Dataset records on visual material:
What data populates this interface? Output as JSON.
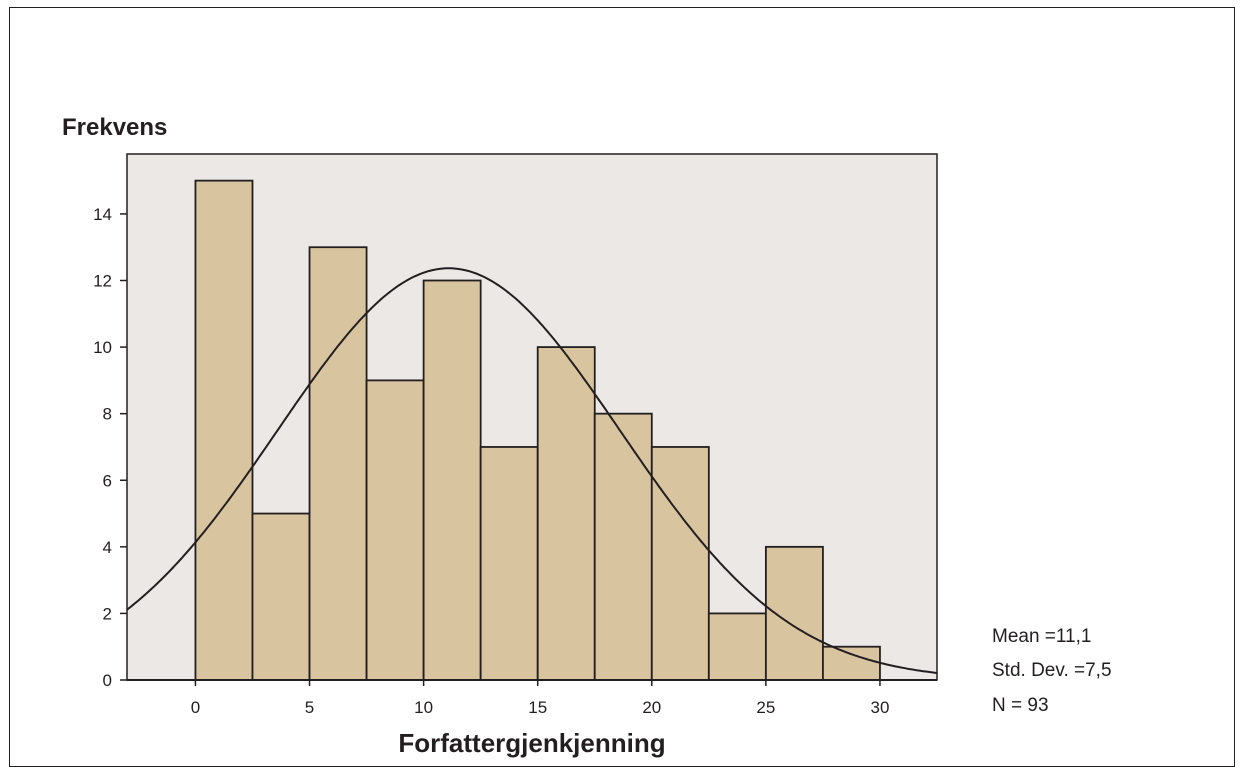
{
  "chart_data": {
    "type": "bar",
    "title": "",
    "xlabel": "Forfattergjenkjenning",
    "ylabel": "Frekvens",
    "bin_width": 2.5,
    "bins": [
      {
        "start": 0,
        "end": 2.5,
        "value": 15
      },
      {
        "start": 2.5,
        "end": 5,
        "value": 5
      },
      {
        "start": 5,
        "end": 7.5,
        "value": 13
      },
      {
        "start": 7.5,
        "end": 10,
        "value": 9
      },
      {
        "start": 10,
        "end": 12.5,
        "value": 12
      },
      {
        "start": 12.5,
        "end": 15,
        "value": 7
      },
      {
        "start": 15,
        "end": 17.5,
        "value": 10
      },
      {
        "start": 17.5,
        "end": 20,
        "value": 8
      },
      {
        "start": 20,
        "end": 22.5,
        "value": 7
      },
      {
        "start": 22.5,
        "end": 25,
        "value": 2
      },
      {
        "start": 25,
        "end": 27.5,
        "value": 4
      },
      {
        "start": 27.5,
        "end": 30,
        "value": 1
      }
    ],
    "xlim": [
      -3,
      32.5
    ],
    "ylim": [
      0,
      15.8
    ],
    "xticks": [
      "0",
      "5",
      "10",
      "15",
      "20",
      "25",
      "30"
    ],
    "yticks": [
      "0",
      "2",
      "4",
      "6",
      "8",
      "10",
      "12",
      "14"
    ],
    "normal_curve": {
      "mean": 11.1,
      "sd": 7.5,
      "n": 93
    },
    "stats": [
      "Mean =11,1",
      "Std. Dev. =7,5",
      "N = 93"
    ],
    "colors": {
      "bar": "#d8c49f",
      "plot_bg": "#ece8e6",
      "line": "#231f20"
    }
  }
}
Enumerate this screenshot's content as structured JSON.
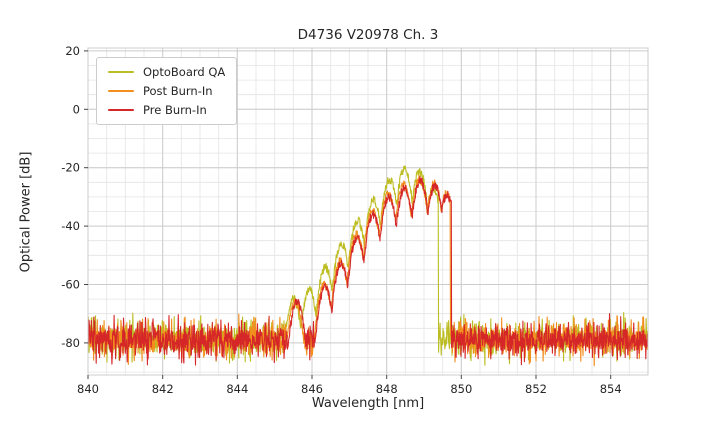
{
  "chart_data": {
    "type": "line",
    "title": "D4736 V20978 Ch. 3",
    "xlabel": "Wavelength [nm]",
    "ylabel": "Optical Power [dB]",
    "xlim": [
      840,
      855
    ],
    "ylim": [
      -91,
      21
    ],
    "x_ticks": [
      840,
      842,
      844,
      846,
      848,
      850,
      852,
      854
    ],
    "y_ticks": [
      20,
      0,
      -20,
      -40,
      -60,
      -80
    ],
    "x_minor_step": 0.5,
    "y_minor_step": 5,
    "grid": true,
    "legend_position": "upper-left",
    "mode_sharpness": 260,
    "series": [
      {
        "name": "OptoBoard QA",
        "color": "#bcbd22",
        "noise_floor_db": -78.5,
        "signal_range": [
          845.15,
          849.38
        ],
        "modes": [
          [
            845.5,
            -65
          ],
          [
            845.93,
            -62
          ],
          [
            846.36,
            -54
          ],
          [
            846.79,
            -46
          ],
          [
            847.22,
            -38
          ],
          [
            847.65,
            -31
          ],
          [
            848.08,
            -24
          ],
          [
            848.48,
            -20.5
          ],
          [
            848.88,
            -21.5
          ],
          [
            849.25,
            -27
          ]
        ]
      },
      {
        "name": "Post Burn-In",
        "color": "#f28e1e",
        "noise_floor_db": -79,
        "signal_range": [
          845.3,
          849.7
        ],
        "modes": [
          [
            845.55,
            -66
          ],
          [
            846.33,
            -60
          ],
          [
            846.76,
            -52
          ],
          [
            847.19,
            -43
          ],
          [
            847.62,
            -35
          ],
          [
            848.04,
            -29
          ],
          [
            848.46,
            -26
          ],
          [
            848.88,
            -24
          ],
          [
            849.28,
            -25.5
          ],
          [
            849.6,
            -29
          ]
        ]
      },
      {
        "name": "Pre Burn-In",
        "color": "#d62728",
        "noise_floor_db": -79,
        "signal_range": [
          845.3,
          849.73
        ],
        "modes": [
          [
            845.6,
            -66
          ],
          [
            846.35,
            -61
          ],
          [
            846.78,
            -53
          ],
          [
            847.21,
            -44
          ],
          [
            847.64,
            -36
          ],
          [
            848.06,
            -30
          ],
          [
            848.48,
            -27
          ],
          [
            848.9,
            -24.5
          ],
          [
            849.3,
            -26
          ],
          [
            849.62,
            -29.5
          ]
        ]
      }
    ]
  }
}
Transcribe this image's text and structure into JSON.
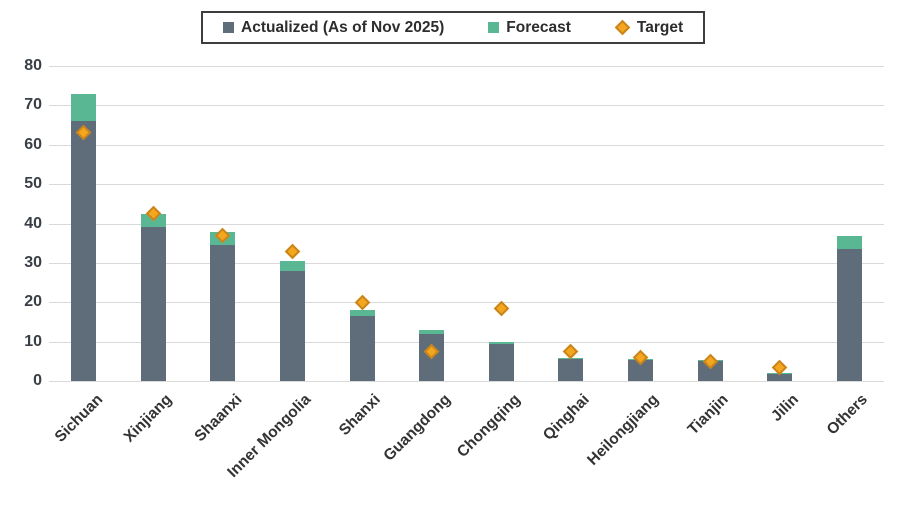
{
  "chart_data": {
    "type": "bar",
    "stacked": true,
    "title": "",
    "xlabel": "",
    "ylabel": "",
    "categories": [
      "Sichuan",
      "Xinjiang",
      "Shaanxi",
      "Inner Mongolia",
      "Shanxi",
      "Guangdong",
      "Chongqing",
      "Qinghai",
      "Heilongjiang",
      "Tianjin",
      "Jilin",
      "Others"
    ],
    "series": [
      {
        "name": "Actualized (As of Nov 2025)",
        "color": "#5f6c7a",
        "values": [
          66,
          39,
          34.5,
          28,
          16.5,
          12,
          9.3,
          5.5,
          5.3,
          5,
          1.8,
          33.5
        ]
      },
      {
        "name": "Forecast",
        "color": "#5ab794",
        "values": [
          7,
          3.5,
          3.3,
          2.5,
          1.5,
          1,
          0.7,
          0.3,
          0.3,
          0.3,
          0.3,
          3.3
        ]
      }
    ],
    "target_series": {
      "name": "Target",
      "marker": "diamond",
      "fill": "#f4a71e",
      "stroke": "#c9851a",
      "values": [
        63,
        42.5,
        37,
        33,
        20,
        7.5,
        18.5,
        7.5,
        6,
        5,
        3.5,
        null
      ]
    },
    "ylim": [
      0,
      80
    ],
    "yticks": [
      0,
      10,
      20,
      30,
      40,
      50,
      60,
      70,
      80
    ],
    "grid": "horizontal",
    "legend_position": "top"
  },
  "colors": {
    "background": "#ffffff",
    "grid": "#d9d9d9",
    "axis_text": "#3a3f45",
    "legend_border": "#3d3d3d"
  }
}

> _EXERCISE DETAILS_: Repeat the entries exactly. Pictures are excluded from the copy.

> _REPLY_:
What data populates this interface? Output as JSON.
{
  "chart_data": {
    "type": "bar",
    "title": "",
    "xlabel": "Forfattergjenkjenning",
    "ylabel": "Frekvens",
    "bin_width": 2.5,
    "bins": [
      {
        "start": 0,
        "end": 2.5,
        "value": 15
      },
      {
        "start": 2.5,
        "end": 5,
        "value": 5
      },
      {
        "start": 5,
        "end": 7.5,
        "value": 13
      },
      {
        "start": 7.5,
        "end": 10,
        "value": 9
      },
      {
        "start": 10,
        "end": 12.5,
        "value": 12
      },
      {
        "start": 12.5,
        "end": 15,
        "value": 7
      },
      {
        "start": 15,
        "end": 17.5,
        "value": 10
      },
      {
        "start": 17.5,
        "end": 20,
        "value": 8
      },
      {
        "start": 20,
        "end": 22.5,
        "value": 7
      },
      {
        "start": 22.5,
        "end": 25,
        "value": 2
      },
      {
        "start": 25,
        "end": 27.5,
        "value": 4
      },
      {
        "start": 27.5,
        "end": 30,
        "value": 1
      }
    ],
    "xlim": [
      -3,
      32.5
    ],
    "ylim": [
      0,
      15.8
    ],
    "xticks": [
      "0",
      "5",
      "10",
      "15",
      "20",
      "25",
      "30"
    ],
    "yticks": [
      "0",
      "2",
      "4",
      "6",
      "8",
      "10",
      "12",
      "14"
    ],
    "normal_curve": {
      "mean": 11.1,
      "sd": 7.5,
      "n": 93
    },
    "stats": [
      "Mean =11,1",
      "Std. Dev. =7,5",
      "N = 93"
    ],
    "colors": {
      "bar": "#d8c49f",
      "plot_bg": "#ece8e6",
      "line": "#231f20"
    }
  }
}
Enumerate this screenshot's content as structured JSON.
{
  "chart_data": {
    "type": "line",
    "title": "D4736 V20978 Ch. 3",
    "xlabel": "Wavelength [nm]",
    "ylabel": "Optical Power [dB]",
    "xlim": [
      840,
      855
    ],
    "ylim": [
      -91,
      21
    ],
    "x_ticks": [
      840,
      842,
      844,
      846,
      848,
      850,
      852,
      854
    ],
    "y_ticks": [
      20,
      0,
      -20,
      -40,
      -60,
      -80
    ],
    "x_minor_step": 0.5,
    "y_minor_step": 5,
    "grid": true,
    "legend_position": "upper-left",
    "mode_sharpness": 260,
    "series": [
      {
        "name": "OptoBoard QA",
        "color": "#bcbd22",
        "noise_floor_db": -78.5,
        "signal_range": [
          845.15,
          849.38
        ],
        "modes": [
          [
            845.5,
            -65
          ],
          [
            845.93,
            -62
          ],
          [
            846.36,
            -54
          ],
          [
            846.79,
            -46
          ],
          [
            847.22,
            -38
          ],
          [
            847.65,
            -31
          ],
          [
            848.08,
            -24
          ],
          [
            848.48,
            -20.5
          ],
          [
            848.88,
            -21.5
          ],
          [
            849.25,
            -27
          ]
        ]
      },
      {
        "name": "Post Burn-In",
        "color": "#f28e1e",
        "noise_floor_db": -79,
        "signal_range": [
          845.3,
          849.7
        ],
        "modes": [
          [
            845.55,
            -66
          ],
          [
            846.33,
            -60
          ],
          [
            846.76,
            -52
          ],
          [
            847.19,
            -43
          ],
          [
            847.62,
            -35
          ],
          [
            848.04,
            -29
          ],
          [
            848.46,
            -26
          ],
          [
            848.88,
            -24
          ],
          [
            849.28,
            -25.5
          ],
          [
            849.6,
            -29
          ]
        ]
      },
      {
        "name": "Pre Burn-In",
        "color": "#d62728",
        "noise_floor_db": -79,
        "signal_range": [
          845.3,
          849.73
        ],
        "modes": [
          [
            845.6,
            -66
          ],
          [
            846.35,
            -61
          ],
          [
            846.78,
            -53
          ],
          [
            847.21,
            -44
          ],
          [
            847.64,
            -36
          ],
          [
            848.06,
            -30
          ],
          [
            848.48,
            -27
          ],
          [
            848.9,
            -24.5
          ],
          [
            849.3,
            -26
          ],
          [
            849.62,
            -29.5
          ]
        ]
      }
    ]
  }
}
Transcribe this image's text and structure into JSON.
{
  "chart_data": {
    "type": "bar",
    "stacked": true,
    "title": "",
    "xlabel": "",
    "ylabel": "",
    "categories": [
      "Sichuan",
      "Xinjiang",
      "Shaanxi",
      "Inner Mongolia",
      "Shanxi",
      "Guangdong",
      "Chongqing",
      "Qinghai",
      "Heilongjiang",
      "Tianjin",
      "Jilin",
      "Others"
    ],
    "series": [
      {
        "name": "Actualized (As of Nov 2025)",
        "color": "#5f6c7a",
        "values": [
          66,
          39,
          34.5,
          28,
          16.5,
          12,
          9.3,
          5.5,
          5.3,
          5,
          1.8,
          33.5
        ]
      },
      {
        "name": "Forecast",
        "color": "#5ab794",
        "values": [
          7,
          3.5,
          3.3,
          2.5,
          1.5,
          1,
          0.7,
          0.3,
          0.3,
          0.3,
          0.3,
          3.3
        ]
      }
    ],
    "target_series": {
      "name": "Target",
      "marker": "diamond",
      "fill": "#f4a71e",
      "stroke": "#c9851a",
      "values": [
        63,
        42.5,
        37,
        33,
        20,
        7.5,
        18.5,
        7.5,
        6,
        5,
        3.5,
        null
      ]
    },
    "ylim": [
      0,
      80
    ],
    "yticks": [
      0,
      10,
      20,
      30,
      40,
      50,
      60,
      70,
      80
    ],
    "grid": "horizontal",
    "legend_position": "top"
  },
  "colors": {
    "background": "#ffffff",
    "grid": "#d9d9d9",
    "axis_text": "#3a3f45",
    "legend_border": "#3d3d3d"
  }
}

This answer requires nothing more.